[Start of Input for this task]

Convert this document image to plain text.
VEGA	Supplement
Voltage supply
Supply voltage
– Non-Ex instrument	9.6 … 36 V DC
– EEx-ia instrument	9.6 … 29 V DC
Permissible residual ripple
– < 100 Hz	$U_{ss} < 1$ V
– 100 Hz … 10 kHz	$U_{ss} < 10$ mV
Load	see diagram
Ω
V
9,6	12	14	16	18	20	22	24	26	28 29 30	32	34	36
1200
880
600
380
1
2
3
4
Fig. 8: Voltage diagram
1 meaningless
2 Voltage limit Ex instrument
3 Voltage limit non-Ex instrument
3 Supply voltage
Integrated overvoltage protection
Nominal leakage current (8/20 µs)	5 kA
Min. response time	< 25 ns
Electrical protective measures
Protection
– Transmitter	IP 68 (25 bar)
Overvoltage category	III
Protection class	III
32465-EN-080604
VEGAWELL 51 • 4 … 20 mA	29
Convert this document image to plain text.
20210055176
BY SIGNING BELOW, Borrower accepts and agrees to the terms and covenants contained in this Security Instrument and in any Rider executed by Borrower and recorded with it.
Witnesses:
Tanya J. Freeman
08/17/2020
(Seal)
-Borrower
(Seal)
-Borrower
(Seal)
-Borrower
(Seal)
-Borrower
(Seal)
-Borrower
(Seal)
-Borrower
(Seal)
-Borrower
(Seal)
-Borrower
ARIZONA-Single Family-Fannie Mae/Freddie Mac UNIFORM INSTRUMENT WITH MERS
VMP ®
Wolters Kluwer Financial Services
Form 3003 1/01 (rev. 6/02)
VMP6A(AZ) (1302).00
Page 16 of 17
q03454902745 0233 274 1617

[End of Input for this task]

* Task
Every entry above should be retyped exactly as shown.

* Response to this exercise
Convert this document image to plain text.
VEGA	Supplement
Voltage supply
Supply voltage
– Non-Ex instrument	9.6 … 36 V DC
– EEx-ia instrument	9.6 … 29 V DC
Permissible residual ripple
– < 100 Hz	$U_{ss} < 1$ V
– 100 Hz … 10 kHz	$U_{ss} < 10$ mV
Load	see diagram
Ω
V
9,6	12	14	16	18	20	22	24	26	28 29 30	32	34	36
1200
880
600
380
1
2
3
4
Fig. 8: Voltage diagram
1 meaningless
2 Voltage limit Ex instrument
3 Voltage limit non-Ex instrument
3 Supply voltage
Integrated overvoltage protection
Nominal leakage current (8/20 µs)	5 kA
Min. response time	< 25 ns
Electrical protective measures
Protection
– Transmitter	IP 68 (25 bar)
Overvoltage category	III
Protection class	III
32465-EN-080604
VEGAWELL 51 • 4 … 20 mA	29
Convert this document image to plain text.
20210055176
BY SIGNING BELOW, Borrower accepts and agrees to the terms and covenants contained in this Security Instrument and in any Rider executed by Borrower and recorded with it.
Witnesses:
Tanya J. Freeman
08/17/2020
(Seal)
-Borrower
(Seal)
-Borrower
(Seal)
-Borrower
(Seal)
-Borrower
(Seal)
-Borrower
(Seal)
-Borrower
(Seal)
-Borrower
(Seal)
-Borrower
ARIZONA-Single Family-Fannie Mae/Freddie Mac UNIFORM INSTRUMENT WITH MERS
VMP ®
Wolters Kluwer Financial Services
Form 3003 1/01 (rev. 6/02)
VMP6A(AZ) (1302).00
Page 16 of 17
q03454902745 0233 274 1617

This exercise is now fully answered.